start THE RECORDS
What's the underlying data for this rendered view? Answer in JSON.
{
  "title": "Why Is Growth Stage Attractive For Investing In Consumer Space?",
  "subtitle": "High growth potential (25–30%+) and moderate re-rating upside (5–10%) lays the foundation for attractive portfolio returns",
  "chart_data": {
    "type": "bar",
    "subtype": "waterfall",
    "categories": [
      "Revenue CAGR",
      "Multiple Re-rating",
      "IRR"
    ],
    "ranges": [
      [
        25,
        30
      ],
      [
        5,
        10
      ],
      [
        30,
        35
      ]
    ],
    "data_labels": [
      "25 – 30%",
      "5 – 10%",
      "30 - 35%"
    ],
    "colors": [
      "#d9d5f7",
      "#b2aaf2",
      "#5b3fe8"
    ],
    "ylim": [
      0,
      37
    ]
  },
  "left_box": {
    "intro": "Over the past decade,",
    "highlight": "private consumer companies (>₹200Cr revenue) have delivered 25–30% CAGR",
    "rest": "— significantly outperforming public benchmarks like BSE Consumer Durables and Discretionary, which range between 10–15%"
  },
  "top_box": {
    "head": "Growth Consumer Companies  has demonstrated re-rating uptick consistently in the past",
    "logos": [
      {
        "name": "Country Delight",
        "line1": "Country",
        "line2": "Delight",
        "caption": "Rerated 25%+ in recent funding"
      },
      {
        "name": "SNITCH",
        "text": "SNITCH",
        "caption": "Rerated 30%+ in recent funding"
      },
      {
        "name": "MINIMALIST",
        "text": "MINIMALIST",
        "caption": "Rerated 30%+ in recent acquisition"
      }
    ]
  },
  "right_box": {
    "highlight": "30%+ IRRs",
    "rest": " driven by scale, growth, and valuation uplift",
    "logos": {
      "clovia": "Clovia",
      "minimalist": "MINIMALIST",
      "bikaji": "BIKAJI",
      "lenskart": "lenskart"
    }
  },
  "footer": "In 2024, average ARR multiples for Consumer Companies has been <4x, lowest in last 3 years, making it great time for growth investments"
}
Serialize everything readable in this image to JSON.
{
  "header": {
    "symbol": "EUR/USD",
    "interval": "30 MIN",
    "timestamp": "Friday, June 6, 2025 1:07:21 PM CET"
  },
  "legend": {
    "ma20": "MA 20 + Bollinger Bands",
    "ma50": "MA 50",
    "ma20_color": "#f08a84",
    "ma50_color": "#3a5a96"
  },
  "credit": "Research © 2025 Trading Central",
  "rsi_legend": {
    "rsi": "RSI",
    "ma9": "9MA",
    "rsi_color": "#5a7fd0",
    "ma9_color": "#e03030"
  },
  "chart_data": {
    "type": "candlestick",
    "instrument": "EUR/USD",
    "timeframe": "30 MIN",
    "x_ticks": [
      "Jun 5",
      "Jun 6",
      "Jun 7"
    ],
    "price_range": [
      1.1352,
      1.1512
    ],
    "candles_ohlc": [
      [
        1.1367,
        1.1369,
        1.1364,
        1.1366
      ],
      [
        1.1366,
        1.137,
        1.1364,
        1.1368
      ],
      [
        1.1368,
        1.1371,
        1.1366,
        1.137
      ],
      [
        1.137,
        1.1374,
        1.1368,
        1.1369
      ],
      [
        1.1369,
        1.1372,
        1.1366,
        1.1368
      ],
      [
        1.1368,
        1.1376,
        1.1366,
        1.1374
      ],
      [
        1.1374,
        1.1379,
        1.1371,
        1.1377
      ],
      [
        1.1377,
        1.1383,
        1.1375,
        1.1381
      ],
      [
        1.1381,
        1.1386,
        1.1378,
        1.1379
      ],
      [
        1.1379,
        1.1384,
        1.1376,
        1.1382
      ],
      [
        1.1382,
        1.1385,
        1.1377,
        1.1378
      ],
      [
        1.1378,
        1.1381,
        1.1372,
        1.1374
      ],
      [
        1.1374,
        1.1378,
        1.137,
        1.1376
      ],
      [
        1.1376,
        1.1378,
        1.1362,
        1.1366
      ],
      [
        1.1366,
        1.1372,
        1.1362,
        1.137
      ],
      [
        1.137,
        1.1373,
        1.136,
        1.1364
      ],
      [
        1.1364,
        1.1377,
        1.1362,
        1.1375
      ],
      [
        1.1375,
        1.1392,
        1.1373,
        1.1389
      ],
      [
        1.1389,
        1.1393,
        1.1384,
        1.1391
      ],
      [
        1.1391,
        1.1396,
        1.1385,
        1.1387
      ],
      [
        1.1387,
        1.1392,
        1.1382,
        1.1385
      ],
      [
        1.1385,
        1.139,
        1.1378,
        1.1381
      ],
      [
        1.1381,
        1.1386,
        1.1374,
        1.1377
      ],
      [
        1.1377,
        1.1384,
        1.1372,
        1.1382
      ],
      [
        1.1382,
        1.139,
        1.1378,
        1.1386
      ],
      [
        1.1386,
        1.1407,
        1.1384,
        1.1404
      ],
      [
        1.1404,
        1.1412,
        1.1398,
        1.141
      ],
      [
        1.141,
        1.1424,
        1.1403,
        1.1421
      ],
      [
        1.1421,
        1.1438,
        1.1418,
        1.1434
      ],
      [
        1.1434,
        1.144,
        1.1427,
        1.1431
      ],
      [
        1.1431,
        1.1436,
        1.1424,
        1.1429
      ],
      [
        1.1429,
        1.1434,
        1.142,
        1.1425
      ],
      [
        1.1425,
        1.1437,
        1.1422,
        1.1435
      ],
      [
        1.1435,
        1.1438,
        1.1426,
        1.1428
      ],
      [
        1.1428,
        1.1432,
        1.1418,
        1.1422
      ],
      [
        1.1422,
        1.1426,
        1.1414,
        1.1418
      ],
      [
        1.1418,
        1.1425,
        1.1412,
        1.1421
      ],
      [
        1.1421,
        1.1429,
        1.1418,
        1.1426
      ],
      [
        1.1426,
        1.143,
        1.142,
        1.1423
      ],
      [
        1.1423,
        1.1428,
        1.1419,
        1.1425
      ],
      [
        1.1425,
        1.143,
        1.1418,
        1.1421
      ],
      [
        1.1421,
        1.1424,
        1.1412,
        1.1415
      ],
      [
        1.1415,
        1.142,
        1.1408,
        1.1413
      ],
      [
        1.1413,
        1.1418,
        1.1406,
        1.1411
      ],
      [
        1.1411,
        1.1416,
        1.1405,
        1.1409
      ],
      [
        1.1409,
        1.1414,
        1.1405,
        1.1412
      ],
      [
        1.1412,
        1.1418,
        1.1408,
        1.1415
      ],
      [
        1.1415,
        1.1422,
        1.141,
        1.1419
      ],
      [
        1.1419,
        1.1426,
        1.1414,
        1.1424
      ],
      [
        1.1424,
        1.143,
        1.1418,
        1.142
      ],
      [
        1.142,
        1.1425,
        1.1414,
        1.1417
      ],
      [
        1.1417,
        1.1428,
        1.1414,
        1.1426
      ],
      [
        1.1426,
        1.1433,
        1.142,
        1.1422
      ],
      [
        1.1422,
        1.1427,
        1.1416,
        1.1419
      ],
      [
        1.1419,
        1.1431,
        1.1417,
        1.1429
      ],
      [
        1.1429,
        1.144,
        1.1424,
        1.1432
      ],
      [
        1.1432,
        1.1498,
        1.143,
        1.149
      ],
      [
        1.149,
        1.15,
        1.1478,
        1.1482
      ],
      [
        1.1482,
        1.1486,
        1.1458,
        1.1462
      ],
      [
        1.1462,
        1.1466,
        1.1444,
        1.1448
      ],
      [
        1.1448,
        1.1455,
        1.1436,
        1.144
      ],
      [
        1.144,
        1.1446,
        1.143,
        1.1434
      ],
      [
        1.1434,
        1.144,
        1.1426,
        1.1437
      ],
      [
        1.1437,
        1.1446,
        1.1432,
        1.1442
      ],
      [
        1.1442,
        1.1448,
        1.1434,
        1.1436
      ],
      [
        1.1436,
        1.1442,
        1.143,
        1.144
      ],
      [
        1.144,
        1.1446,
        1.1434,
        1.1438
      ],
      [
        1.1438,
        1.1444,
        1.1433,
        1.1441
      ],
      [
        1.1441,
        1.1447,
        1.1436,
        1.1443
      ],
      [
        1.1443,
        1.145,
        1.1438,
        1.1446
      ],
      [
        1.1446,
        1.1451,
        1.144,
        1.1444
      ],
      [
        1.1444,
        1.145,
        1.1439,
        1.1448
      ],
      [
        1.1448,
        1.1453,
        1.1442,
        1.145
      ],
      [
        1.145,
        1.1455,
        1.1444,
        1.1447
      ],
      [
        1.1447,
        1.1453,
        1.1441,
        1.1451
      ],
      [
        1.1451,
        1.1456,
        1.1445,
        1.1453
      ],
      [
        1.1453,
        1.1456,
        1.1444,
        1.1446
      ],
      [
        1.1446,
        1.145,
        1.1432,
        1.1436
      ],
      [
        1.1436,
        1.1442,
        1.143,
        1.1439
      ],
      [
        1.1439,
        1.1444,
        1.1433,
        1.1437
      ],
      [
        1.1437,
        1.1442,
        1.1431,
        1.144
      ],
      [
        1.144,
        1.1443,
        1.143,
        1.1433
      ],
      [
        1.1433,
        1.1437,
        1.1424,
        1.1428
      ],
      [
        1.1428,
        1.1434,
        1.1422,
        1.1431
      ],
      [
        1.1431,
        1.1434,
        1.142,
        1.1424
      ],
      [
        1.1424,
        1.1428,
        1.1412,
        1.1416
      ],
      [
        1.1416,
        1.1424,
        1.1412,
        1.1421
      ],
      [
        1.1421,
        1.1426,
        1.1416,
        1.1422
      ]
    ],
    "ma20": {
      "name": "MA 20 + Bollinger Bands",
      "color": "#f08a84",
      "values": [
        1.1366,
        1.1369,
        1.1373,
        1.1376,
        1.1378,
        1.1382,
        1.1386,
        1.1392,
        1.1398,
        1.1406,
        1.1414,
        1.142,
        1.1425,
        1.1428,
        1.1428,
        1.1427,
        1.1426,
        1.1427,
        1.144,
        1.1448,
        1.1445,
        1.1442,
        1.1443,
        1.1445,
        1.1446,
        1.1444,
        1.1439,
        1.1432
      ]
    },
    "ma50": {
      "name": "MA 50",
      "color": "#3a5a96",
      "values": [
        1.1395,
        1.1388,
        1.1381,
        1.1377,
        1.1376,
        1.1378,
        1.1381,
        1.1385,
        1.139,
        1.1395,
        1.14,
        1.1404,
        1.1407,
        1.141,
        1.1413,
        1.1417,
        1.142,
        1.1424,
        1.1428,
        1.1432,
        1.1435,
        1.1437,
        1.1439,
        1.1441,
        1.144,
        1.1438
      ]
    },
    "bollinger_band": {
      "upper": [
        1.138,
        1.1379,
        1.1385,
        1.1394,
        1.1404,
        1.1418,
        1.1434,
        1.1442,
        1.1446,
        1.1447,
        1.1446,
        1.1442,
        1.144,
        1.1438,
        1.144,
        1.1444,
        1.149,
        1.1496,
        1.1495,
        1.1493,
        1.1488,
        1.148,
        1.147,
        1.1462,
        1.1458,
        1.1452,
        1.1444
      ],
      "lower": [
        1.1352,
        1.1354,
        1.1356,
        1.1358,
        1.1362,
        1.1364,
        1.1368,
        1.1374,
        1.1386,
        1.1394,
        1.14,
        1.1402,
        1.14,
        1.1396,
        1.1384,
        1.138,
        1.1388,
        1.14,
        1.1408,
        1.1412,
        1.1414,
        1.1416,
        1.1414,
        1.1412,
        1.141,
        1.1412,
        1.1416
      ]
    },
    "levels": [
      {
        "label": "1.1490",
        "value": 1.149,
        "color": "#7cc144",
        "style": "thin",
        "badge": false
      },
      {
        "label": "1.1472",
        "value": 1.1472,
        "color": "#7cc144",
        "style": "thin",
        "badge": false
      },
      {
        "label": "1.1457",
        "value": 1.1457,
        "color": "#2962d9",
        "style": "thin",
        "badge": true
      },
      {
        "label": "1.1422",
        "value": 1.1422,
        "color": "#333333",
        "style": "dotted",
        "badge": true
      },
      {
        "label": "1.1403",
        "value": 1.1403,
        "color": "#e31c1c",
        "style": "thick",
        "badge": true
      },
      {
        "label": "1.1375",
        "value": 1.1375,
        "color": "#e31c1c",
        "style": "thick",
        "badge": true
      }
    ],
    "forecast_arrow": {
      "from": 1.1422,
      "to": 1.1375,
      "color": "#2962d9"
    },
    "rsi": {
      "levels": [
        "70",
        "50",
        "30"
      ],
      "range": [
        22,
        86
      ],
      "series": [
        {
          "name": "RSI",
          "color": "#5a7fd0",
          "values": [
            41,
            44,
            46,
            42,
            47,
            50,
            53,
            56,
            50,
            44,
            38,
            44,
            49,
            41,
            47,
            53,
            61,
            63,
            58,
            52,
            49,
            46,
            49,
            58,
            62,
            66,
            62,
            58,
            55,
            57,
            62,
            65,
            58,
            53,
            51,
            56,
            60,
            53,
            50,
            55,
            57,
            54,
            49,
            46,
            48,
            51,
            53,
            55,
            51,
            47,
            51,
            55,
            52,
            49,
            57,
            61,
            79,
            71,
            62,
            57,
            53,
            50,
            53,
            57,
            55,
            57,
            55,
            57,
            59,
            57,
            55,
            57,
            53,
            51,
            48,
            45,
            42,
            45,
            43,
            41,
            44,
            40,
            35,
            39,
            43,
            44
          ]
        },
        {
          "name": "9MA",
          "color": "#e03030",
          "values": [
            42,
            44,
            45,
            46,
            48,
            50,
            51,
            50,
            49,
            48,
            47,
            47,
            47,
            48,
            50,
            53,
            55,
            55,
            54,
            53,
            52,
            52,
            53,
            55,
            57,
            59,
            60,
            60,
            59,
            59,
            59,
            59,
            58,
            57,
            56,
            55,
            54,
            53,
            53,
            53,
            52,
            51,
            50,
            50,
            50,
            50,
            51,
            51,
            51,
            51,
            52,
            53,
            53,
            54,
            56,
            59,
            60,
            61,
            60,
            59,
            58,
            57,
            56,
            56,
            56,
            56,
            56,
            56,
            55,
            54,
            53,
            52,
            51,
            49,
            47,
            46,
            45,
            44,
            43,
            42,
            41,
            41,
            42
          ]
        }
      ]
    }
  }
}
end THE RECORDS
### PROBLEM DESCRIPTION
Gather all lines with the string "JSON" from the data.

### REPLY TO THE TASK
What's the underlying data for this rendered view? Answer in JSON.
Serialize everything readable in this image to JSON.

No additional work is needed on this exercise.